Data rows —
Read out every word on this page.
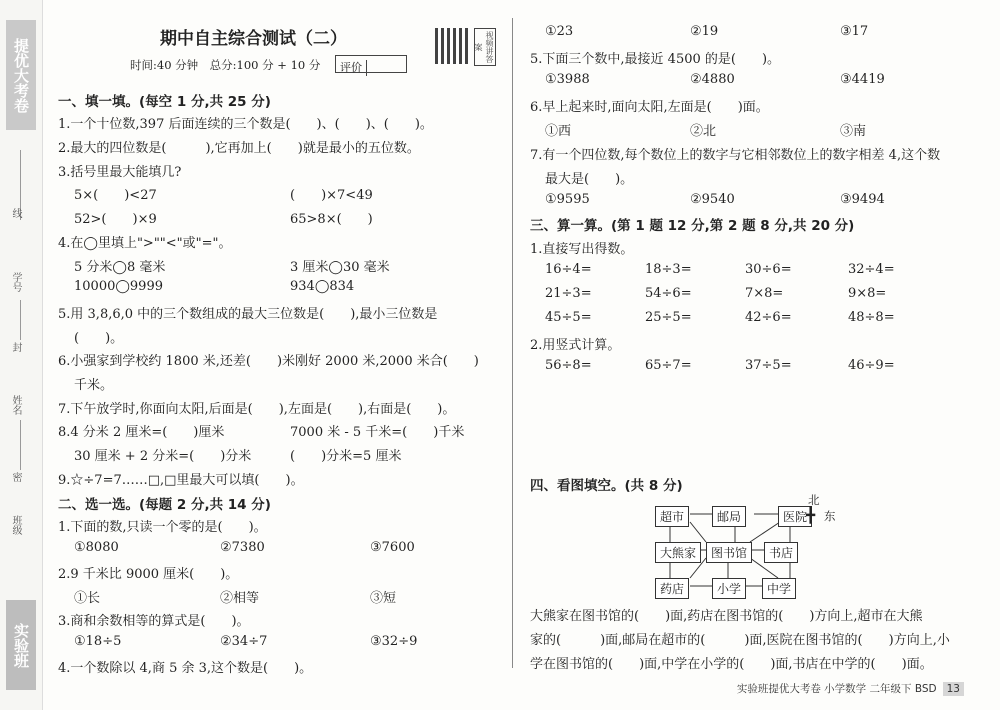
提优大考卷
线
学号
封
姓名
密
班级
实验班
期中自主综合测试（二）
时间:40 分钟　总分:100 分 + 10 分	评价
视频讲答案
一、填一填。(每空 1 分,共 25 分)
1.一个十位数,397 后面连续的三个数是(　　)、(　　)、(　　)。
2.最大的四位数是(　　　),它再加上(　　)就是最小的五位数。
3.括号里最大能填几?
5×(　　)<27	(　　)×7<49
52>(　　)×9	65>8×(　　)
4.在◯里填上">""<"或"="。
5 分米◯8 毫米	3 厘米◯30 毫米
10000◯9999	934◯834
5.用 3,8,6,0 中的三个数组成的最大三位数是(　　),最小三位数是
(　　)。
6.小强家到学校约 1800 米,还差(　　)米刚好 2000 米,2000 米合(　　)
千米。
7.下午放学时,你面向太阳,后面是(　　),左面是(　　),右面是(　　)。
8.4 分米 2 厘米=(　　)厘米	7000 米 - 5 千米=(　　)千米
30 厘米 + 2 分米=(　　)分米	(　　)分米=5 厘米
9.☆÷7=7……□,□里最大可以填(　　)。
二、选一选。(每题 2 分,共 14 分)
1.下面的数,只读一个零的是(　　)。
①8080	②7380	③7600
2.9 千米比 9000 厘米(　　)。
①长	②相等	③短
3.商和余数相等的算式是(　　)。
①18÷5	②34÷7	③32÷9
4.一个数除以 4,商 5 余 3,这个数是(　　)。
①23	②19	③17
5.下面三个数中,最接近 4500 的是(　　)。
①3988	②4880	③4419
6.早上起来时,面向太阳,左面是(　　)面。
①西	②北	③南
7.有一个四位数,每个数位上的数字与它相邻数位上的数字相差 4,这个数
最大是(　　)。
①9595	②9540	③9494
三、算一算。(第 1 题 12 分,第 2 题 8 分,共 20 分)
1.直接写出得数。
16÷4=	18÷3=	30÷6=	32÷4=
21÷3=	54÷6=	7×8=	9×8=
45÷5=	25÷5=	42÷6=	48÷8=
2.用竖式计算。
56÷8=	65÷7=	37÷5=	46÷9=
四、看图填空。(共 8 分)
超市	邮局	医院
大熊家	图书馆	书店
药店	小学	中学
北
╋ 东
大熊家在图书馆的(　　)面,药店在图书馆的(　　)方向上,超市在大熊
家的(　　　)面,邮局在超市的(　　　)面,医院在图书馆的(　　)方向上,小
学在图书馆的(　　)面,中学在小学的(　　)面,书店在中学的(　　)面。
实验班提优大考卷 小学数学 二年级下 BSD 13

* * *

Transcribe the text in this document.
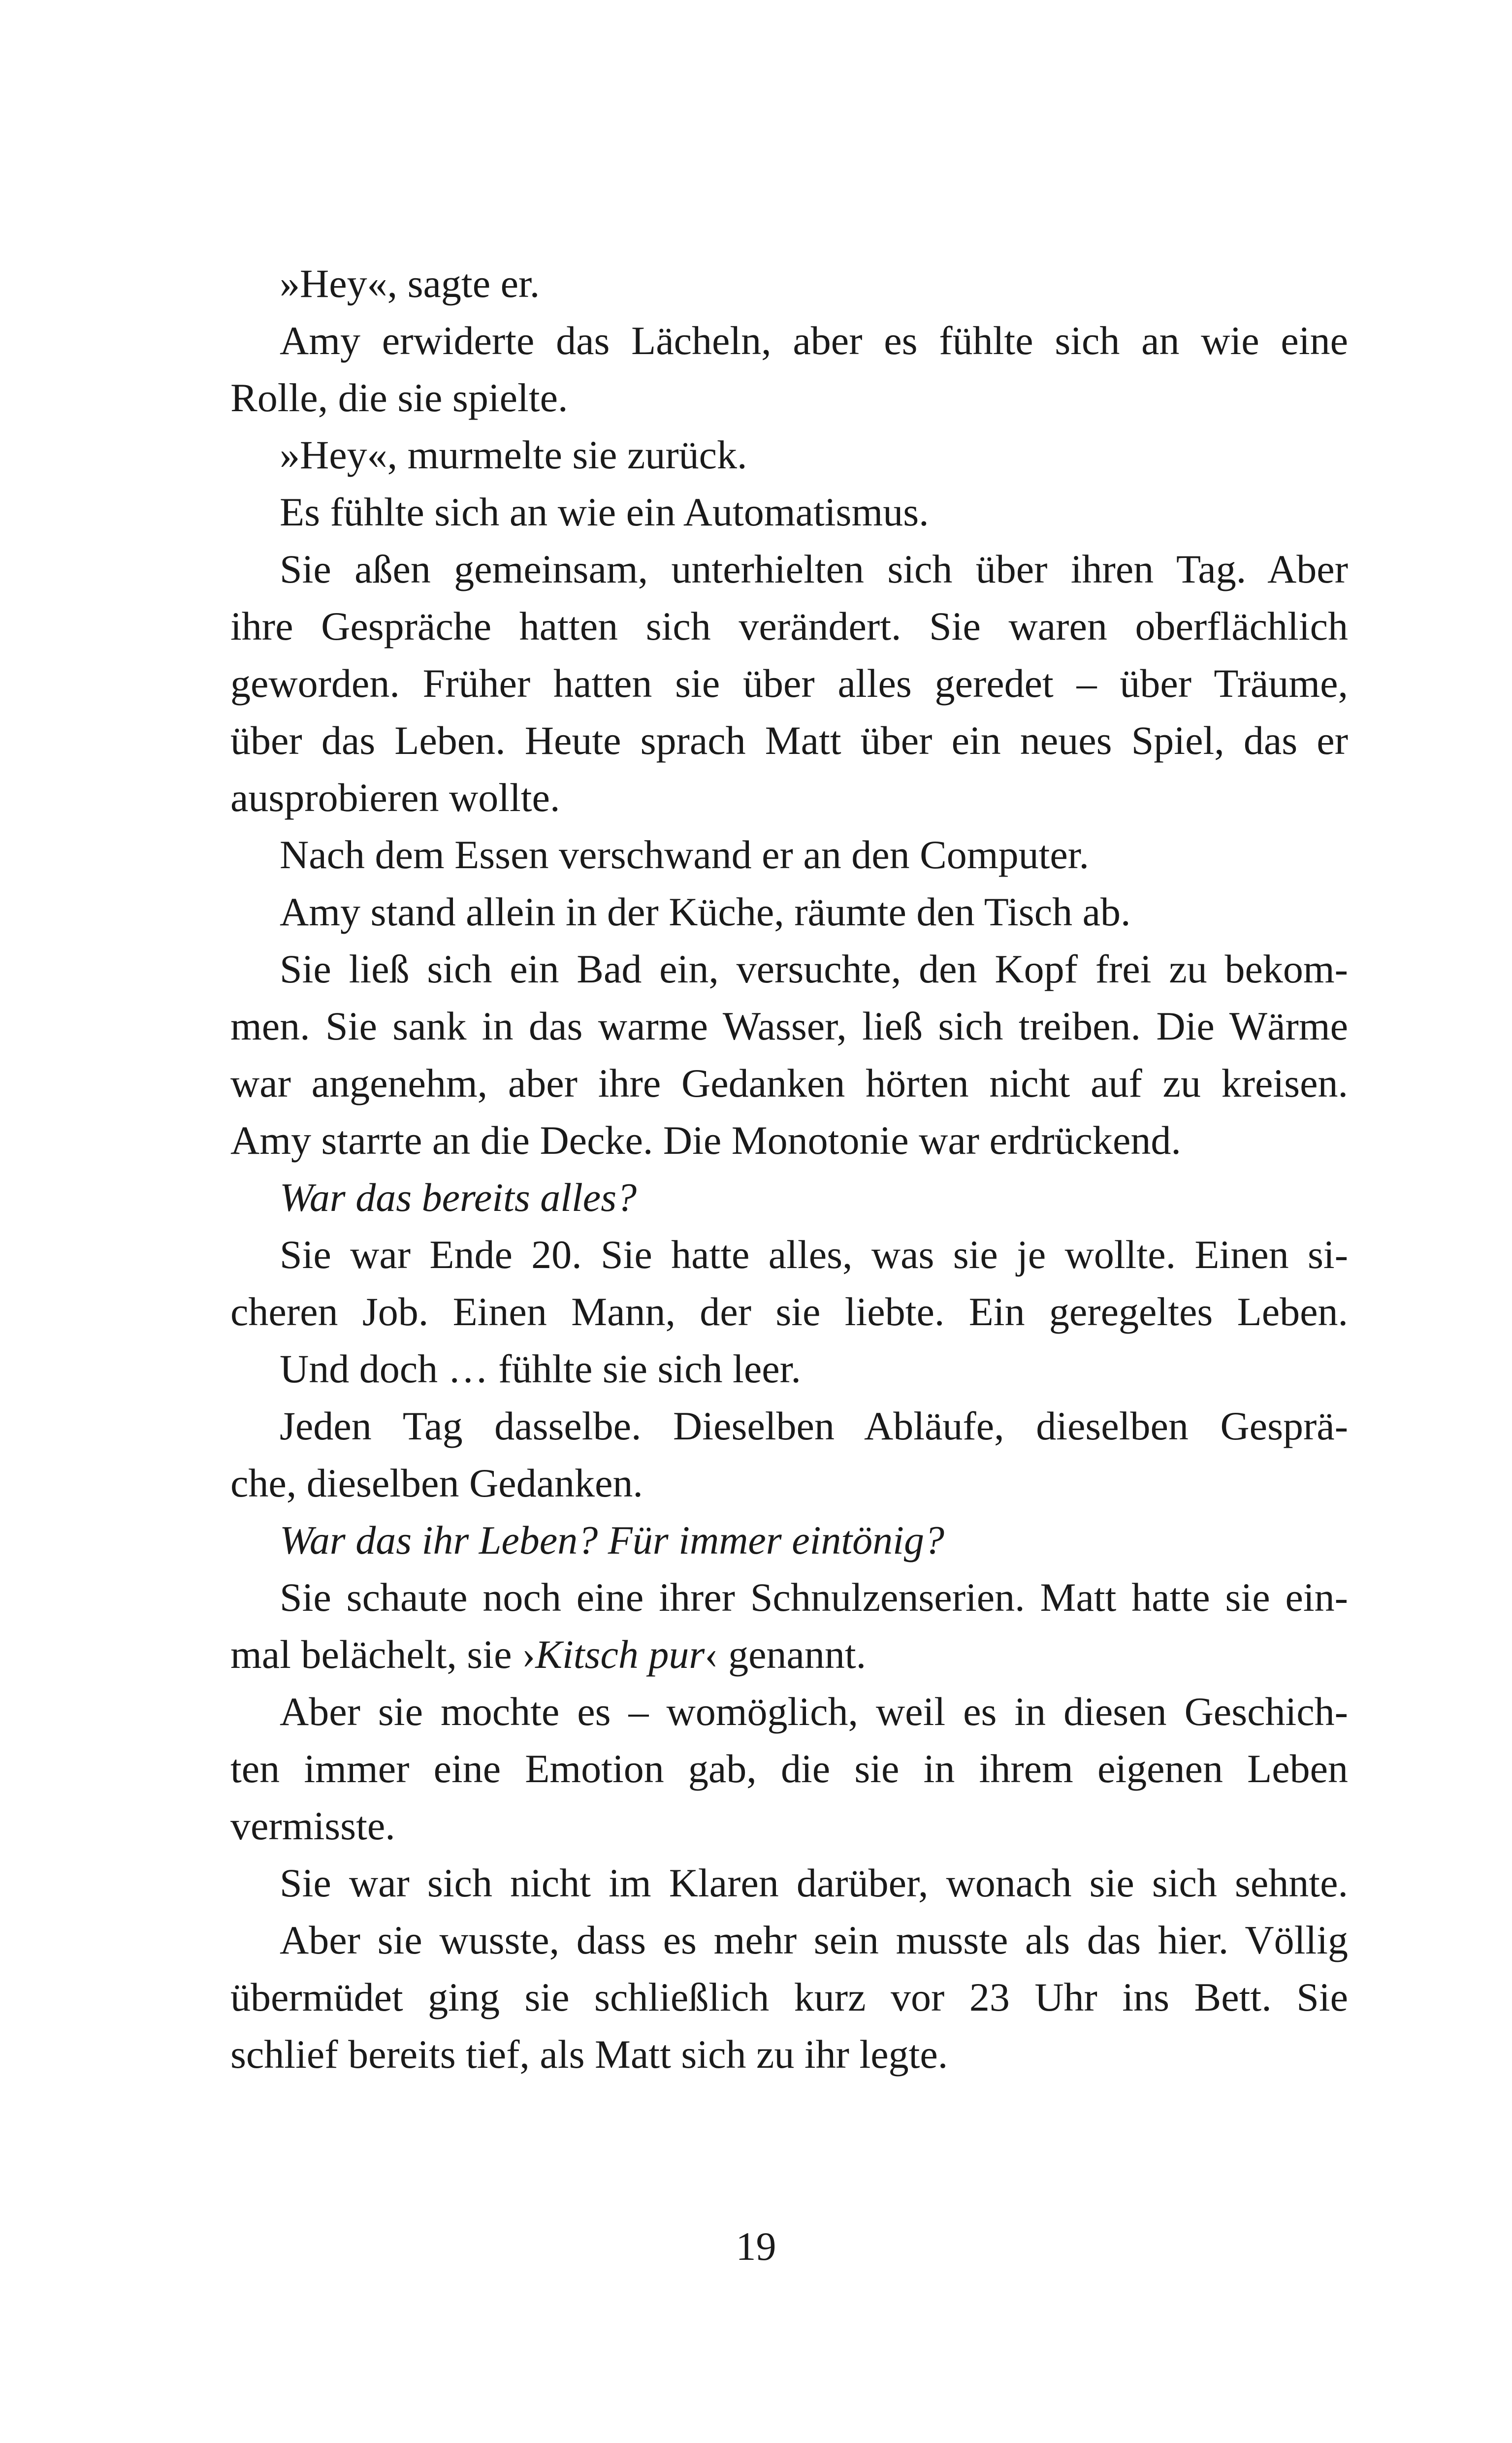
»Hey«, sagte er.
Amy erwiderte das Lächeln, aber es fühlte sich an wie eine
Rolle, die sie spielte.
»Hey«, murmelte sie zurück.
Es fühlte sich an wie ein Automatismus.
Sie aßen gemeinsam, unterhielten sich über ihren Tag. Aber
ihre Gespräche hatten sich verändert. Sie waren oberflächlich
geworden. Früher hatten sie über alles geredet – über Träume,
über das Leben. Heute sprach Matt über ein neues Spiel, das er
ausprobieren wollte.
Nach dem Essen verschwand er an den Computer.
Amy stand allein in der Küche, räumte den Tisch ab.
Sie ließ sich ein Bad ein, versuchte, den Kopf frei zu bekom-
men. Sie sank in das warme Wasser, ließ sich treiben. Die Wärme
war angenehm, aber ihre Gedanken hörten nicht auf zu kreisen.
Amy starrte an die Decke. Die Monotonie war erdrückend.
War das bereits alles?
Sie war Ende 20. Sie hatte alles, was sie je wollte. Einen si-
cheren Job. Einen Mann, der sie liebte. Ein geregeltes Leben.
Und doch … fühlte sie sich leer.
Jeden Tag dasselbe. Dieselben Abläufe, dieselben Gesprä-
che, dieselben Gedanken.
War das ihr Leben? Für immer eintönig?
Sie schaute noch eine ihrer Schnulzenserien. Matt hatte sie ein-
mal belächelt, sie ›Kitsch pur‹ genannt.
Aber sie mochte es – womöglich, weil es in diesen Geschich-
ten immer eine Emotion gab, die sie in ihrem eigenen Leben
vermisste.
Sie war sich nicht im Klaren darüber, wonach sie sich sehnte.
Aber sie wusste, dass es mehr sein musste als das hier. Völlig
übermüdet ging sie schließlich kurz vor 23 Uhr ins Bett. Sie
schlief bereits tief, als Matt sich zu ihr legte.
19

---

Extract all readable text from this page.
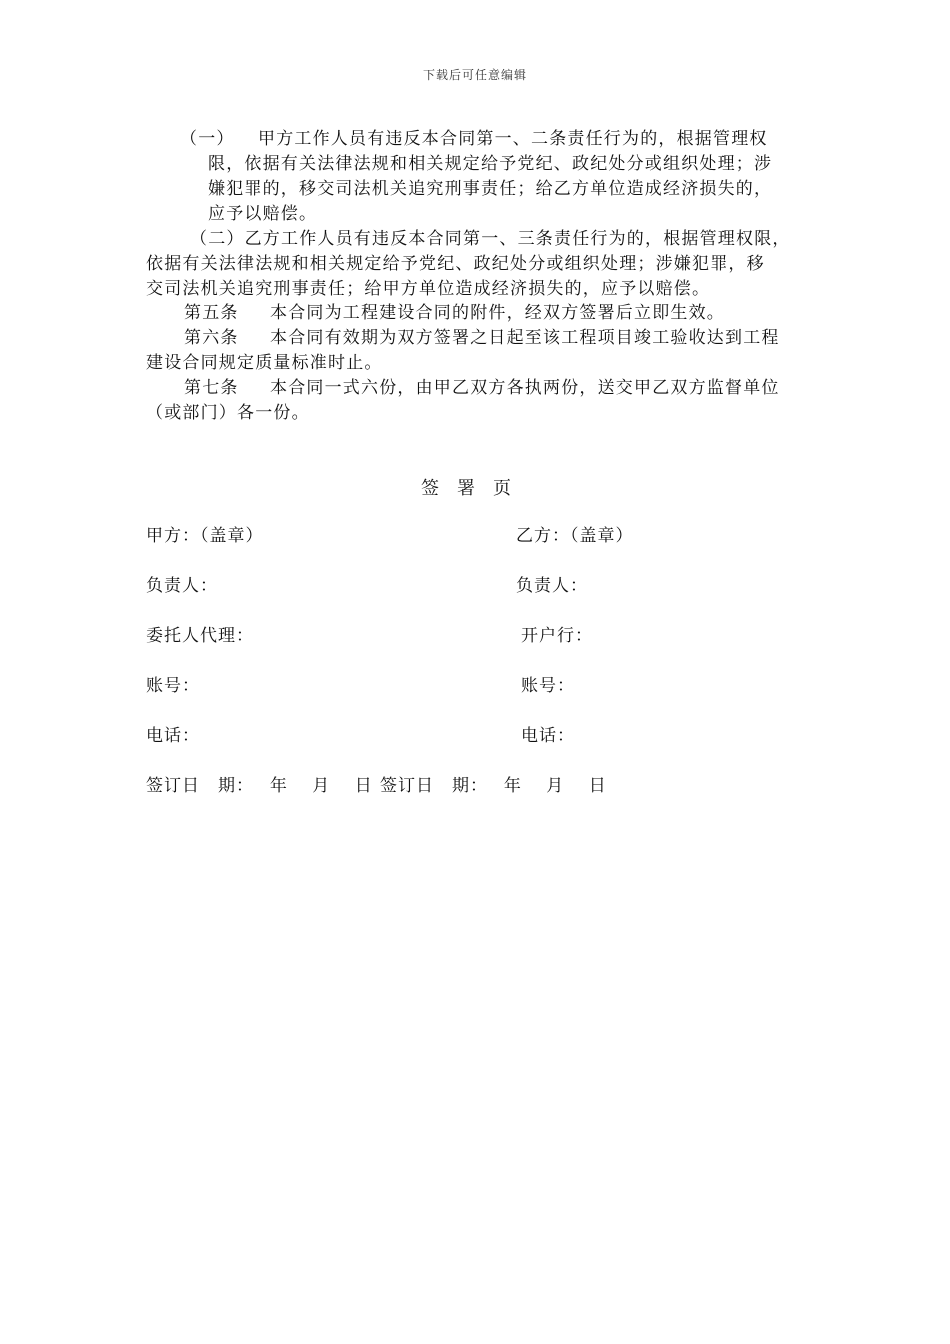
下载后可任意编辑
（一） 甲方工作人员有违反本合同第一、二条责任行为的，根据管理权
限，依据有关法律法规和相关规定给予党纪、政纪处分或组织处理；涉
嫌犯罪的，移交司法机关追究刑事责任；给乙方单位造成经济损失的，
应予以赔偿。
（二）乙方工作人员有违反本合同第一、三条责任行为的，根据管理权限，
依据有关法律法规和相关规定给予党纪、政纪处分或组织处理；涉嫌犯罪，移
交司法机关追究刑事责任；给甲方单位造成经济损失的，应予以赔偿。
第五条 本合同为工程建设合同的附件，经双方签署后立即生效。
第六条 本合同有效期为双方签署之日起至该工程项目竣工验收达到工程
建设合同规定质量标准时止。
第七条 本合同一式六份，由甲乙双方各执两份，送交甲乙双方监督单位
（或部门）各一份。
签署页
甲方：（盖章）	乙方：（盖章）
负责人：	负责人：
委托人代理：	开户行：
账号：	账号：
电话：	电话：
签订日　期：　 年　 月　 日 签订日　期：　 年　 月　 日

Short task — State how many lines above contain the string "Gedanken", with no other words.

Answer to the exercise — 2